**AIM**
Isolate every line in the data with the string "ylabel" and copy it.

═══ LISTED RECORDS

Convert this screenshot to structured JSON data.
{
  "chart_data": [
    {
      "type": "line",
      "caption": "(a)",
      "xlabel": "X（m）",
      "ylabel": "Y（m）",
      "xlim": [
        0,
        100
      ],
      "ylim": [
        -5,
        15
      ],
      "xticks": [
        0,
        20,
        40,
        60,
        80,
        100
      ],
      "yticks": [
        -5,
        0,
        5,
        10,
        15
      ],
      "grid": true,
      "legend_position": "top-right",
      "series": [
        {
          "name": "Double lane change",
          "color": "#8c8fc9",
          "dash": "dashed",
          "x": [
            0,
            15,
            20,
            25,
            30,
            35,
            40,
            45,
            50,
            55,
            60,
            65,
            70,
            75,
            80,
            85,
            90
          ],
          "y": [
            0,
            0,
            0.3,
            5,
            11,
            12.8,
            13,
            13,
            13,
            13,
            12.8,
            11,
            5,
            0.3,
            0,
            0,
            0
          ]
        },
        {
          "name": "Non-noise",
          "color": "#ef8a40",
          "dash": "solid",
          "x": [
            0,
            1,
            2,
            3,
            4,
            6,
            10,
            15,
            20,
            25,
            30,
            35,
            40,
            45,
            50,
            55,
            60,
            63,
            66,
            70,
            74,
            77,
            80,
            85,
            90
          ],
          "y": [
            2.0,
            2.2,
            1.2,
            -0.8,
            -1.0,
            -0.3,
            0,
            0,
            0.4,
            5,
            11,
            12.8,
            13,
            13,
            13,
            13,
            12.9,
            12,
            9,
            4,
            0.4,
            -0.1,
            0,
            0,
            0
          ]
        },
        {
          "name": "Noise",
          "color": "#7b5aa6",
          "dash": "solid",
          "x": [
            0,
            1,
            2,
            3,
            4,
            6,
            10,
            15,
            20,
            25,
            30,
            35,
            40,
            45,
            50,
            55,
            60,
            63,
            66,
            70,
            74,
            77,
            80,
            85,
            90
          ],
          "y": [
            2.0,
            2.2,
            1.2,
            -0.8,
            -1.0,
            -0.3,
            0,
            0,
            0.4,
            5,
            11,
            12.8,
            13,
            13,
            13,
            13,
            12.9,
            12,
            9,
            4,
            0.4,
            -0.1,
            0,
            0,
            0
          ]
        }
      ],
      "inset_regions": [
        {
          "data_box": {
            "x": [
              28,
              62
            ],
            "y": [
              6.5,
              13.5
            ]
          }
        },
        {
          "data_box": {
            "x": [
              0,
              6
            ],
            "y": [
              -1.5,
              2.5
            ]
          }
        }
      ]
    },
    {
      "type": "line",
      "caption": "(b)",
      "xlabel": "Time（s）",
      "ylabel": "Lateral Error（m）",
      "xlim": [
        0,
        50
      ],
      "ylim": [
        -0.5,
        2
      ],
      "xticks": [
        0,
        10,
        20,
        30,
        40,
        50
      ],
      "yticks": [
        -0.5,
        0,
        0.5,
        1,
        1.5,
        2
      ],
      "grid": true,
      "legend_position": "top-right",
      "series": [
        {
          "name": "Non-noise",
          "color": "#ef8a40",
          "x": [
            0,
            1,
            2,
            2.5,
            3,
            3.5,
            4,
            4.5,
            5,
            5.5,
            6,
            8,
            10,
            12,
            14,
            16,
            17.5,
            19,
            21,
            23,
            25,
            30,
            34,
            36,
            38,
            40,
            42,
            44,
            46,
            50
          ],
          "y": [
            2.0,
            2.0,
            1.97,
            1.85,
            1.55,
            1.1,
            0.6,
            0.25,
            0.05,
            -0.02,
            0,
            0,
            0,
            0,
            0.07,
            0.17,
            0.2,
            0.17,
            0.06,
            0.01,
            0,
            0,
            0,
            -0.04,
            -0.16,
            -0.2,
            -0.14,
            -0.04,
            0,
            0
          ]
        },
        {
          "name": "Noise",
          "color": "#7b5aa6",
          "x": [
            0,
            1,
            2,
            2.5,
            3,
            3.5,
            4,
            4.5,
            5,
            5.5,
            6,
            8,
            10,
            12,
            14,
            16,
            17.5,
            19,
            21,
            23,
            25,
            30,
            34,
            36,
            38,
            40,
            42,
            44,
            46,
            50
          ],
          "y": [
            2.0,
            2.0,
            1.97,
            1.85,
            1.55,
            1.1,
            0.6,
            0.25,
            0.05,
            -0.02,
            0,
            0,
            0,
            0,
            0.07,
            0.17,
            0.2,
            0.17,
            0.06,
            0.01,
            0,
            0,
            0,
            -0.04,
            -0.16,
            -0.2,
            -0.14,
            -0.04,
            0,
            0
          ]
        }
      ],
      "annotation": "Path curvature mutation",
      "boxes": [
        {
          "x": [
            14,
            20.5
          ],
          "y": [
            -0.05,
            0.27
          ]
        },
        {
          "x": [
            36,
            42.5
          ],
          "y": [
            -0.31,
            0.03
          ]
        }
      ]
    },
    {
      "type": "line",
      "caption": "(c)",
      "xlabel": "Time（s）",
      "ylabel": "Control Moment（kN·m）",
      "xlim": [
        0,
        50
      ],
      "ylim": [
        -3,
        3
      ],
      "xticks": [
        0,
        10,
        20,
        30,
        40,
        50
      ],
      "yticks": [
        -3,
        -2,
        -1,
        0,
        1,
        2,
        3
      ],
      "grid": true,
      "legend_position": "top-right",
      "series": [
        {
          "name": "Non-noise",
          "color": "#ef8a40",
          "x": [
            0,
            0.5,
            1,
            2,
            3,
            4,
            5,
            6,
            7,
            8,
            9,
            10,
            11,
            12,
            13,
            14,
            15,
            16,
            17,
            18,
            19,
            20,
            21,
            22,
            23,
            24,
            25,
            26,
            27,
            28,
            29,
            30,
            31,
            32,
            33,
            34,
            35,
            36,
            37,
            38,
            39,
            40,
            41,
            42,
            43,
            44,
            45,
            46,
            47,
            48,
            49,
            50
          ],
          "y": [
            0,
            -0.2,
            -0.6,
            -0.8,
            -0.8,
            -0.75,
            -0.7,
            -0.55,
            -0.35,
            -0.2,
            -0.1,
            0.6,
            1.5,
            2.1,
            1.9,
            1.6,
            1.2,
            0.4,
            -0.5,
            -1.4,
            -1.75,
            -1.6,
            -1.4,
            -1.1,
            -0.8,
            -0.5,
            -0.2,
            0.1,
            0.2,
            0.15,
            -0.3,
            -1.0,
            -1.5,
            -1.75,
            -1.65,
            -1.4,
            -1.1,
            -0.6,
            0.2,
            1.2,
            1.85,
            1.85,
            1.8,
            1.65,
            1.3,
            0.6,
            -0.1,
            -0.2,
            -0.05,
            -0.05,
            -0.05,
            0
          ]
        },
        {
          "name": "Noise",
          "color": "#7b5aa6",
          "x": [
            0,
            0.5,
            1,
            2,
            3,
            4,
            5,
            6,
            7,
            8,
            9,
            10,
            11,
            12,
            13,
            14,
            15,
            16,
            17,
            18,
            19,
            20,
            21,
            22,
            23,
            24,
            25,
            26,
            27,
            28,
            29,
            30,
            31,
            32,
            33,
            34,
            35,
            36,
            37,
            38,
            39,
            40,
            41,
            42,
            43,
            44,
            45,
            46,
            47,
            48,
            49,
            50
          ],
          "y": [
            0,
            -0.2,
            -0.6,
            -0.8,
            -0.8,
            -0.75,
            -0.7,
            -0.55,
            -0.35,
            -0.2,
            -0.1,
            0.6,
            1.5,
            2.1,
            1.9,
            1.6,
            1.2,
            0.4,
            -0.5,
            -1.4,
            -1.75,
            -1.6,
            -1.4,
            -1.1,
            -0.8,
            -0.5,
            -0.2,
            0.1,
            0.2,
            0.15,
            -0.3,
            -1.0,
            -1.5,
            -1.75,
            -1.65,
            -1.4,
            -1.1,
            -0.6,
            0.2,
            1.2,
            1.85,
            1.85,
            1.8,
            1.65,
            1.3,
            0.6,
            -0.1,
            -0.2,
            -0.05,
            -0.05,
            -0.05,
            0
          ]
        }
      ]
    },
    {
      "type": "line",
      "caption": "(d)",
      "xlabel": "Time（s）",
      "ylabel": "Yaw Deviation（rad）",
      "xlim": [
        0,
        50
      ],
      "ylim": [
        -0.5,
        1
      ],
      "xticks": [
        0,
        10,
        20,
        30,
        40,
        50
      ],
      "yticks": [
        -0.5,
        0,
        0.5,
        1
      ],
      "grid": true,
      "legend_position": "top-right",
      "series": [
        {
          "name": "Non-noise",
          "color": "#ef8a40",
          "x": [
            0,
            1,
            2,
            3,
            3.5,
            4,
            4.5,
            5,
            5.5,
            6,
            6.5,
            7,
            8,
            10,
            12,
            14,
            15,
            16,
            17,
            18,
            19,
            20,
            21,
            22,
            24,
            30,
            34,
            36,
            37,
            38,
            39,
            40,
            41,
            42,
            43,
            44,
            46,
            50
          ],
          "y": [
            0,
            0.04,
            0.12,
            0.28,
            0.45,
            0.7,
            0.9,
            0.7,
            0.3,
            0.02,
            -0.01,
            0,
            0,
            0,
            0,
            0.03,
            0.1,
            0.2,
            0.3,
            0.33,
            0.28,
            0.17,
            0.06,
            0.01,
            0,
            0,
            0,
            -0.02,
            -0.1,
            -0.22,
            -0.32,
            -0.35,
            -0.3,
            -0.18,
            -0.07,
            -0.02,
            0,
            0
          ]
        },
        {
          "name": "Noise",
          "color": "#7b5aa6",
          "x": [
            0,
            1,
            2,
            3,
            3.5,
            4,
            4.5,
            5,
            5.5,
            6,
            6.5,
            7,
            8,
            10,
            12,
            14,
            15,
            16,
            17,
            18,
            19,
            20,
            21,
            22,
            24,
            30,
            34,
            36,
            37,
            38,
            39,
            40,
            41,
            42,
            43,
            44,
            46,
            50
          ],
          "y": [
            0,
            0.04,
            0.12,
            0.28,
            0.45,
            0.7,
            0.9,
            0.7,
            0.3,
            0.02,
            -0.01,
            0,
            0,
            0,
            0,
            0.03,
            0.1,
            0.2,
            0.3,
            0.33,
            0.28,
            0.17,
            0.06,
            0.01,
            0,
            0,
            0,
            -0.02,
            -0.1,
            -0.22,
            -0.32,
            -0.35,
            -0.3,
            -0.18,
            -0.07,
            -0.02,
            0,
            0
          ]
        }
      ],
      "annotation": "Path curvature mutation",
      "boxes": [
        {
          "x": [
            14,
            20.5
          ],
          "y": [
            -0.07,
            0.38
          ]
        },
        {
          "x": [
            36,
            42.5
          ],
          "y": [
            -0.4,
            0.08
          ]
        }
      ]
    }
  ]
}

══════

**OUTPUT OF THE EXERCISE**
      "ylabel": "Y（m）",
      "ylabel": "Lateral Error（m）",
      "ylabel": "Control Moment（kN·m）",
      "ylabel": "Yaw Deviation（rad）",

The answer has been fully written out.